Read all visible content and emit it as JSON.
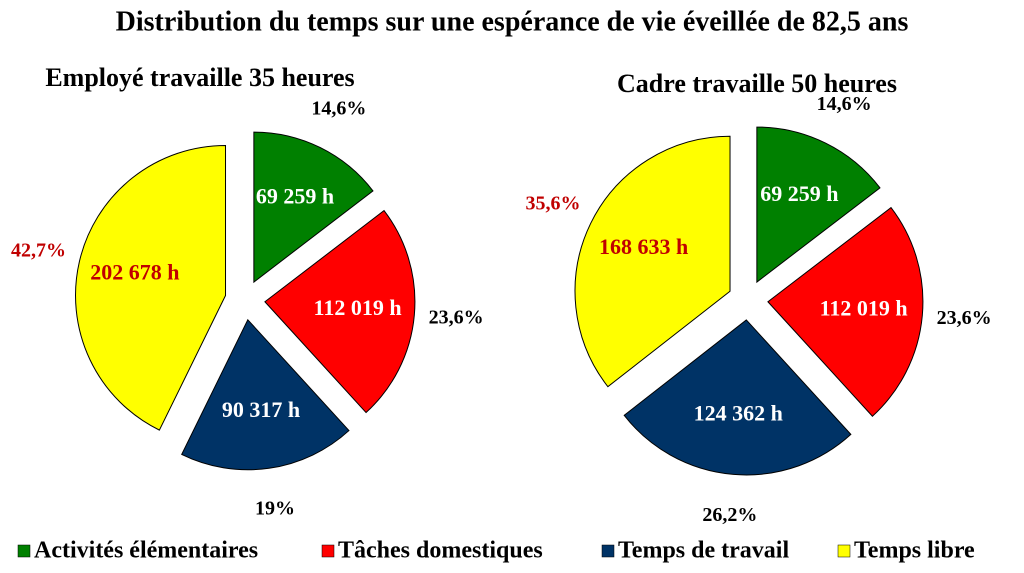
{
  "title": "Distribution du temps sur une espérance de vie éveillée de 82,5 ans",
  "legend": {
    "labels": [
      "Activités élémentaires",
      "Tâches domestiques",
      "Temps de travail",
      "Temps libre"
    ],
    "colors": [
      "#008000",
      "#ff0000",
      "#003366",
      "#ffff00"
    ]
  },
  "chart_data": [
    {
      "type": "pie",
      "title": "Employé travaille 35 heures",
      "values": [
        69259,
        112019,
        90317,
        202678
      ],
      "value_labels": [
        "69 259 h",
        "112 019 h",
        "90 317 h",
        "202 678 h"
      ],
      "percentages": [
        14.6,
        23.6,
        19,
        42.7
      ],
      "percentage_labels": [
        "14,6%",
        "23,6%",
        "19%",
        "42,7%"
      ]
    },
    {
      "type": "pie",
      "title": "Cadre travaille 50 heures",
      "values": [
        69259,
        112019,
        124362,
        168633
      ],
      "value_labels": [
        "69 259 h",
        "112 019 h",
        "124 362 h",
        "168 633 h"
      ],
      "percentages": [
        14.6,
        23.6,
        26.2,
        35.6
      ],
      "percentage_labels": [
        "14,6%",
        "23,6%",
        "26,2%",
        "35,6%"
      ]
    }
  ]
}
----------
• _PROBLEM REQUIREMENTS_
Transcribe all of the entries word for word, but skip any pictures they contain.

• _ANSWER TO THIS PROBLEM_
Read all visible content and emit it as JSON.
{
  "title": "Distribution du temps sur une espérance de vie éveillée de 82,5 ans",
  "legend": {
    "labels": [
      "Activités élémentaires",
      "Tâches domestiques",
      "Temps de travail",
      "Temps libre"
    ],
    "colors": [
      "#008000",
      "#ff0000",
      "#003366",
      "#ffff00"
    ]
  },
  "chart_data": [
    {
      "type": "pie",
      "title": "Employé travaille 35 heures",
      "values": [
        69259,
        112019,
        90317,
        202678
      ],
      "value_labels": [
        "69 259 h",
        "112 019 h",
        "90 317 h",
        "202 678 h"
      ],
      "percentages": [
        14.6,
        23.6,
        19,
        42.7
      ],
      "percentage_labels": [
        "14,6%",
        "23,6%",
        "19%",
        "42,7%"
      ]
    },
    {
      "type": "pie",
      "title": "Cadre travaille 50 heures",
      "values": [
        69259,
        112019,
        124362,
        168633
      ],
      "value_labels": [
        "69 259 h",
        "112 019 h",
        "124 362 h",
        "168 633 h"
      ],
      "percentages": [
        14.6,
        23.6,
        26.2,
        35.6
      ],
      "percentage_labels": [
        "14,6%",
        "23,6%",
        "26,2%",
        "35,6%"
      ]
    }
  ]
}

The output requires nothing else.